#### [EXERCISE PROMPT]
Wherever a line holds the word "screenshot", copy that line out.
··········
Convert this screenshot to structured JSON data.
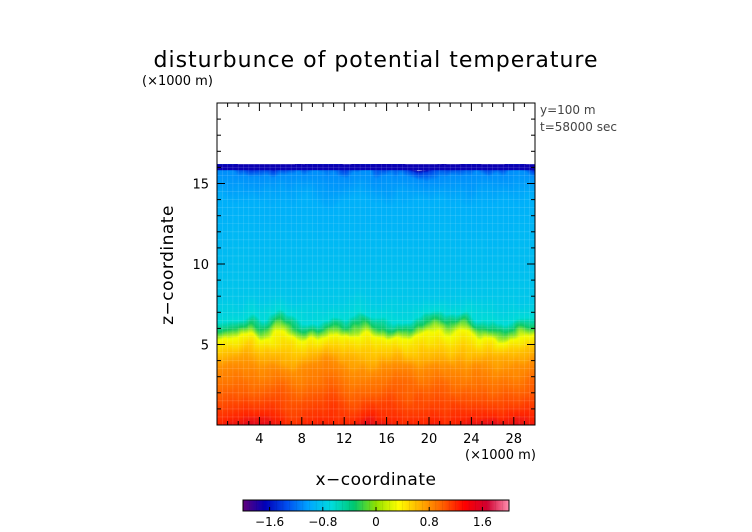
{
  "chart_data": {
    "type": "heatmap",
    "title": "disturbunce of potential temperature",
    "xlabel": "x−coordinate",
    "ylabel": "z−coordinate",
    "x_units": "(×1000 m)",
    "y_units": "(×1000 m)",
    "annotations": [
      "y=100 m",
      "t=58000 sec"
    ],
    "xlim": [
      0,
      30
    ],
    "ylim": [
      0,
      20
    ],
    "x_ticks": [
      4,
      8,
      12,
      16,
      20,
      24,
      28
    ],
    "x_tick_labels": [
      "4",
      "8",
      "12",
      "16",
      "20",
      "24",
      "28"
    ],
    "y_ticks": [
      5,
      10,
      15
    ],
    "y_tick_labels": [
      "5",
      "10",
      "15"
    ],
    "data_top_z": 16.2,
    "field_profile": {
      "z": [
        0,
        0.6,
        1.5,
        3,
        4.5,
        5.5,
        6.2,
        6.8,
        7.3,
        8.5,
        10,
        12,
        14,
        15.5,
        16.0,
        16.2
      ],
      "value": [
        1.9,
        1.6,
        1.2,
        1.0,
        0.8,
        0.55,
        0.3,
        -0.3,
        -0.65,
        -0.8,
        -0.85,
        -0.9,
        -0.95,
        -1.1,
        -1.4,
        -1.7
      ]
    },
    "colorbar": {
      "range": [
        -2.0,
        2.0
      ],
      "ticks": [
        -1.6,
        -0.8,
        0,
        0.8,
        1.6
      ],
      "tick_labels": [
        "−1.6",
        "−0.8",
        "0",
        "0.8",
        "1.6"
      ],
      "colors": [
        "#60007a",
        "#0000b8",
        "#0050f0",
        "#00a8ff",
        "#00dcdc",
        "#00c870",
        "#90e000",
        "#ffff00",
        "#ffb000",
        "#ff6000",
        "#ff0000",
        "#d00030",
        "#ff90b0"
      ]
    }
  }
}
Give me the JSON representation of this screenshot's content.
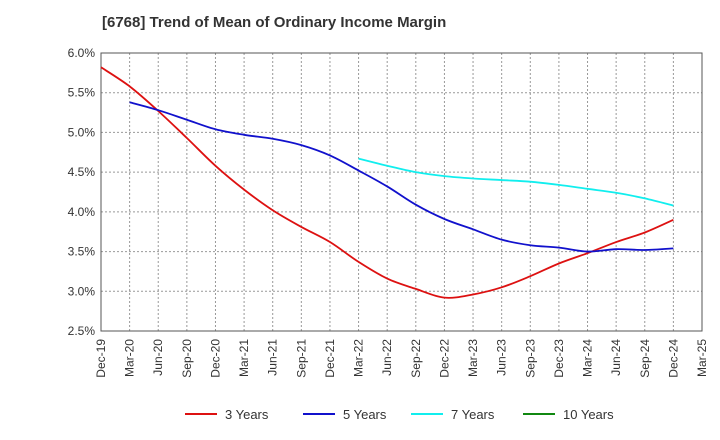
{
  "chart_data": {
    "type": "line",
    "title": "[6768]  Trend of Mean of Ordinary Income Margin",
    "xlabel": "",
    "ylabel": "",
    "ylim": [
      2.5,
      6.0
    ],
    "yticks": [
      "6.0%",
      "5.5%",
      "5.0%",
      "4.5%",
      "4.0%",
      "3.5%",
      "3.0%",
      "2.5%"
    ],
    "ytick_values": [
      6.0,
      5.5,
      5.0,
      4.5,
      4.0,
      3.5,
      3.0,
      2.5
    ],
    "x_categories": [
      "Dec-19",
      "Mar-20",
      "Jun-20",
      "Sep-20",
      "Dec-20",
      "Mar-21",
      "Jun-21",
      "Sep-21",
      "Dec-21",
      "Mar-22",
      "Jun-22",
      "Sep-22",
      "Dec-22",
      "Mar-23",
      "Jun-23",
      "Sep-23",
      "Dec-23",
      "Mar-24",
      "Jun-24",
      "Sep-24",
      "Dec-24",
      "Mar-25"
    ],
    "grid": true,
    "legend_position": "bottom",
    "series": [
      {
        "name": "3 Years",
        "color": "#dd1111",
        "values": [
          5.82,
          5.58,
          5.27,
          4.93,
          4.58,
          4.28,
          4.02,
          3.81,
          3.62,
          3.37,
          3.16,
          3.03,
          2.92,
          2.96,
          3.05,
          3.19,
          3.35,
          3.48,
          3.62,
          3.74,
          3.9,
          null
        ]
      },
      {
        "name": "5 Years",
        "color": "#1111cc",
        "values": [
          null,
          5.38,
          5.28,
          5.16,
          5.04,
          4.97,
          4.92,
          4.84,
          4.71,
          4.52,
          4.32,
          4.09,
          3.91,
          3.78,
          3.65,
          3.58,
          3.55,
          3.5,
          3.53,
          3.52,
          3.54,
          null
        ]
      },
      {
        "name": "7 Years",
        "color": "#11eeee",
        "values": [
          null,
          null,
          null,
          null,
          null,
          null,
          null,
          null,
          null,
          4.67,
          4.58,
          4.5,
          4.45,
          4.42,
          4.4,
          4.38,
          4.34,
          4.29,
          4.24,
          4.17,
          4.08,
          null
        ]
      },
      {
        "name": "10 Years",
        "color": "#118811",
        "values": [
          null,
          null,
          null,
          null,
          null,
          null,
          null,
          null,
          null,
          null,
          null,
          null,
          null,
          null,
          null,
          null,
          null,
          null,
          null,
          null,
          null,
          null
        ]
      }
    ]
  }
}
··········
#### [RESULT]
Convert this screenshot to structured JSON data.
Give me the JSON representation of this screenshot's content.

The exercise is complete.